### Rows
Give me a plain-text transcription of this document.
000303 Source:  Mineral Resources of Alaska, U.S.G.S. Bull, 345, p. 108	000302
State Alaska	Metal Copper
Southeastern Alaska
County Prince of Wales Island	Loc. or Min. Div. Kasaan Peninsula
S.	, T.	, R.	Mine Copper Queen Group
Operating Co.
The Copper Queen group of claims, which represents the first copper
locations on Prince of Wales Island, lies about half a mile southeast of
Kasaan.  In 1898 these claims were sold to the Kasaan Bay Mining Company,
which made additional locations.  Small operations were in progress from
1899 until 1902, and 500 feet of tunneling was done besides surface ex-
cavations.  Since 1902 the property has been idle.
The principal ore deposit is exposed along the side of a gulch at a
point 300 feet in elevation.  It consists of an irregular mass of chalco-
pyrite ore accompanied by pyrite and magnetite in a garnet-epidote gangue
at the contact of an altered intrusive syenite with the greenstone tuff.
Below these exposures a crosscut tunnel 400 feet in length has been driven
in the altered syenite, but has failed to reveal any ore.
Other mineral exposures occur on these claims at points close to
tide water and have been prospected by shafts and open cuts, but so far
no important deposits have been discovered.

### Objective
Go through the data and return every record exactly.

### Complete answer
Give me a plain-text transcription of this document.
000303 Source:  Mineral Resources of Alaska, U.S.G.S. Bull, 345, p. 108	000302
State Alaska	Metal Copper
Southeastern Alaska
County Prince of Wales Island	Loc. or Min. Div. Kasaan Peninsula
S.	, T.	, R.	Mine Copper Queen Group
Operating Co.
The Copper Queen group of claims, which represents the first copper
locations on Prince of Wales Island, lies about half a mile southeast of
Kasaan.  In 1898 these claims were sold to the Kasaan Bay Mining Company,
which made additional locations.  Small operations were in progress from
1899 until 1902, and 500 feet of tunneling was done besides surface ex-
cavations.  Since 1902 the property has been idle.
The principal ore deposit is exposed along the side of a gulch at a
point 300 feet in elevation.  It consists of an irregular mass of chalco-
pyrite ore accompanied by pyrite and magnetite in a garnet-epidote gangue
at the contact of an altered intrusive syenite with the greenstone tuff.
Below these exposures a crosscut tunnel 400 feet in length has been driven
in the altered syenite, but has failed to reveal any ore.
Other mineral exposures occur on these claims at points close to
tide water and have been prospected by shafts and open cuts, but so far
no important deposits have been discovered.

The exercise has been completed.